> _Task to complete_: Reproduce the listing below exactly, minus its pictures.

> _Data to process_:
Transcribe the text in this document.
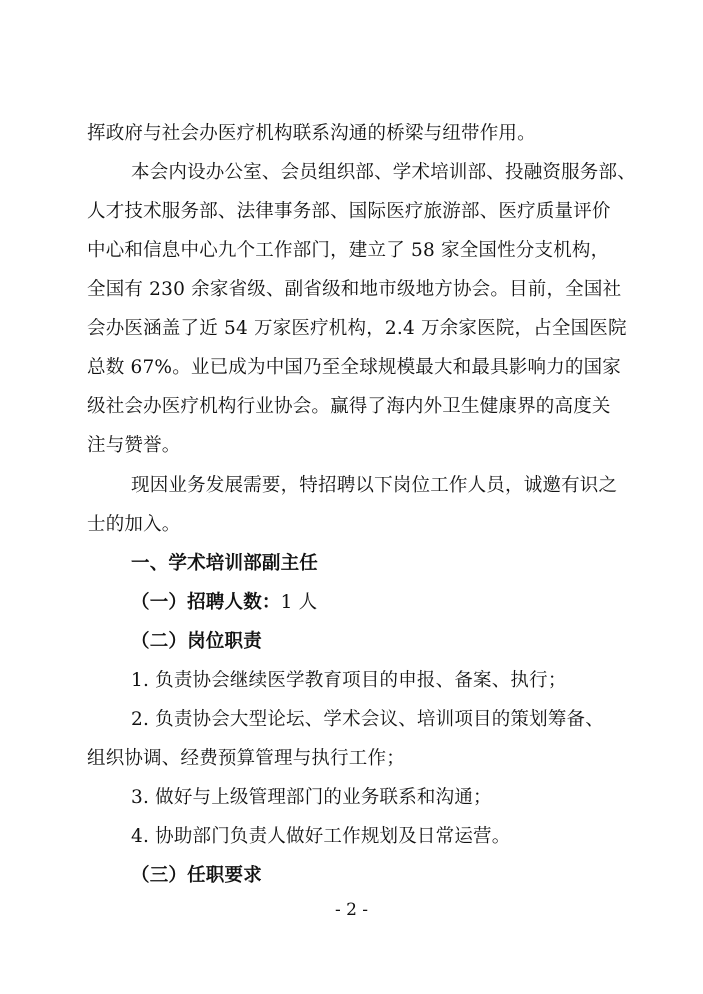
挥政府与社会办医疗机构联系沟通的桥梁与纽带作用。
本会内设办公室、会员组织部、学术培训部、投融资服务部、
人才技术服务部、法律事务部、国际医疗旅游部、医疗质量评价
中心和信息中心九个工作部门，建立了 58 家全国性分支机构，
全国有 230 余家省级、副省级和地市级地方协会。目前，全国社
会办医涵盖了近 54 万家医疗机构，2.4 万余家医院，占全国医院
总数 67%。业已成为中国乃至全球规模最大和最具影响力的国家
级社会办医疗机构行业协会。赢得了海内外卫生健康界的高度关
注与赞誉。
现因业务发展需要，特招聘以下岗位工作人员，诚邀有识之
士的加入。
一、学术培训部副主任
（一）招聘人数：1 人
（二）岗位职责
1. 负责协会继续医学教育项目的申报、备案、执行；
2. 负责协会大型论坛、学术会议、培训项目的策划筹备、
组织协调、经费预算管理与执行工作；
3. 做好与上级管理部门的业务联系和沟通；
4. 协助部门负责人做好工作规划及日常运营。
（三）任职要求
- 2 -
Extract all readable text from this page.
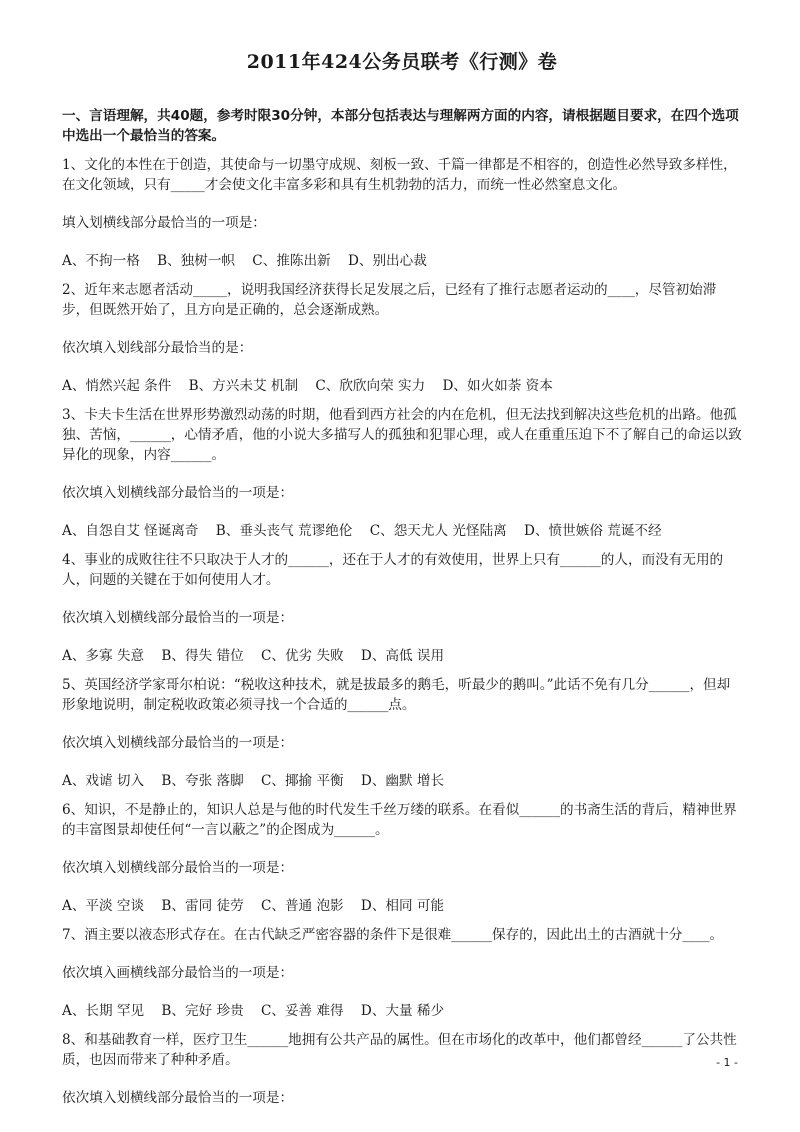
2011年424公务员联考《行测》卷
一、言语理解，共40题，参考时限30分钟，本部分包括表达与理解两方面的内容，请根据题目要求，在四个选项中选出一个最恰当的答案。
1、文化的本性在于创造，其使命与一切墨守成规、刻板一致、千篇一律都是不相容的，创造性必然导致多样性，在文化领域，只有_____才会使文化丰富多彩和具有生机勃勃的活力，而统一性必然窒息文化。
填入划横线部分最恰当的一项是：
A、不拘一格    B、独树一帜    C、推陈出新    D、别出心裁
2、近年来志愿者活动_____，说明我国经济获得长足发展之后，已经有了推行志愿者运动的____，尽管初始滞步，但既然开始了，且方向是正确的，总会逐渐成熟。
依次填入划线部分最恰当的是：
A、悄然兴起 条件    B、方兴未艾 机制    C、欣欣向荣 实力    D、如火如荼 资本
3、卡夫卡生活在世界形势激烈动荡的时期，他看到西方社会的内在危机，但无法找到解决这些危机的出路。他孤独、苦恼，______，心情矛盾，他的小说大多描写人的孤独和犯罪心理，或人在重重压迫下不了解自己的命运以致异化的现象，内容______。
依次填入划横线部分最恰当的一项是：
A、自怨自艾 怪诞离奇    B、垂头丧气 荒谬绝伦    C、怨天尤人 光怪陆离    D、愤世嫉俗 荒诞不经
4、事业的成败往往不只取决于人才的______，还在于人才的有效使用，世界上只有______的人，而没有无用的人，问题的关键在于如何使用人才。
依次填入划横线部分最恰当的一项是：
A、多寡 失意    B、得失 错位    C、优劣 失败    D、高低 误用
5、英国经济学家哥尔柏说：“税收这种技术，就是拔最多的鹅毛，听最少的鹅叫。”此话不免有几分______，但却形象地说明，制定税收政策必须寻找一个合适的______点。
依次填入划横线部分最恰当的一项是：
A、戏谑 切入    B、夸张 落脚    C、揶揄 平衡    D、幽默 增长
6、知识，不是静止的，知识人总是与他的时代发生千丝万缕的联系。在看似______的书斋生活的背后，精神世界的丰富图景却使任何“一言以蔽之”的企图成为______。
依次填入划横线部分最恰当的一项是：
A、平淡 空谈    B、雷同 徒劳    C、普通 泡影    D、相同 可能
7、酒主要以液态形式存在。在古代缺乏严密容器的条件下是很难______保存的，因此出土的古酒就十分____。
依次填入画横线部分最恰当的一项是：
A、长期 罕见    B、完好 珍贵    C、妥善 难得    D、大量 稀少
8、和基础教育一样，医疗卫生______地拥有公共产品的属性。但在市场化的改革中，他们都曾经______了公共性质，也因而带来了种种矛盾。
依次填入划横线部分最恰当的一项是：
- 1 -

> _Written solution_:
Transcribe the text in this document.
挥政府与社会办医疗机构联系沟通的桥梁与纽带作用。
本会内设办公室、会员组织部、学术培训部、投融资服务部、
人才技术服务部、法律事务部、国际医疗旅游部、医疗质量评价
中心和信息中心九个工作部门，建立了 58 家全国性分支机构，
全国有 230 余家省级、副省级和地市级地方协会。目前，全国社
会办医涵盖了近 54 万家医疗机构，2.4 万余家医院，占全国医院
总数 67%。业已成为中国乃至全球规模最大和最具影响力的国家
级社会办医疗机构行业协会。赢得了海内外卫生健康界的高度关
注与赞誉。
现因业务发展需要，特招聘以下岗位工作人员，诚邀有识之
士的加入。
一、学术培训部副主任
（一）招聘人数：1 人
（二）岗位职责
1. 负责协会继续医学教育项目的申报、备案、执行；
2. 负责协会大型论坛、学术会议、培训项目的策划筹备、
组织协调、经费预算管理与执行工作；
3. 做好与上级管理部门的业务联系和沟通；
4. 协助部门负责人做好工作规划及日常运营。
（三）任职要求
- 2 -
Extract all readable text from this page.
2011年424公务员联考《行测》卷
一、言语理解，共40题，参考时限30分钟，本部分包括表达与理解两方面的内容，请根据题目要求，在四个选项中选出一个最恰当的答案。
1、文化的本性在于创造，其使命与一切墨守成规、刻板一致、千篇一律都是不相容的，创造性必然导致多样性，在文化领域，只有_____才会使文化丰富多彩和具有生机勃勃的活力，而统一性必然窒息文化。
填入划横线部分最恰当的一项是：
A、不拘一格    B、独树一帜    C、推陈出新    D、别出心裁
2、近年来志愿者活动_____，说明我国经济获得长足发展之后，已经有了推行志愿者运动的____，尽管初始滞步，但既然开始了，且方向是正确的，总会逐渐成熟。
依次填入划线部分最恰当的是：
A、悄然兴起 条件    B、方兴未艾 机制    C、欣欣向荣 实力    D、如火如荼 资本
3、卡夫卡生活在世界形势激烈动荡的时期，他看到西方社会的内在危机，但无法找到解决这些危机的出路。他孤独、苦恼，______，心情矛盾，他的小说大多描写人的孤独和犯罪心理，或人在重重压迫下不了解自己的命运以致异化的现象，内容______。
依次填入划横线部分最恰当的一项是：
A、自怨自艾 怪诞离奇    B、垂头丧气 荒谬绝伦    C、怨天尤人 光怪陆离    D、愤世嫉俗 荒诞不经
4、事业的成败往往不只取决于人才的______，还在于人才的有效使用，世界上只有______的人，而没有无用的人，问题的关键在于如何使用人才。
依次填入划横线部分最恰当的一项是：
A、多寡 失意    B、得失 错位    C、优劣 失败    D、高低 误用
5、英国经济学家哥尔柏说：“税收这种技术，就是拔最多的鹅毛，听最少的鹅叫。”此话不免有几分______，但却形象地说明，制定税收政策必须寻找一个合适的______点。
依次填入划横线部分最恰当的一项是：
A、戏谑 切入    B、夸张 落脚    C、揶揄 平衡    D、幽默 增长
6、知识，不是静止的，知识人总是与他的时代发生千丝万缕的联系。在看似______的书斋生活的背后，精神世界的丰富图景却使任何“一言以蔽之”的企图成为______。
依次填入划横线部分最恰当的一项是：
A、平淡 空谈    B、雷同 徒劳    C、普通 泡影    D、相同 可能
7、酒主要以液态形式存在。在古代缺乏严密容器的条件下是很难______保存的，因此出土的古酒就十分____。
依次填入画横线部分最恰当的一项是：
A、长期 罕见    B、完好 珍贵    C、妥善 难得    D、大量 稀少
8、和基础教育一样，医疗卫生______地拥有公共产品的属性。但在市场化的改革中，他们都曾经______了公共性质，也因而带来了种种矛盾。
依次填入划横线部分最恰当的一项是：
- 1 -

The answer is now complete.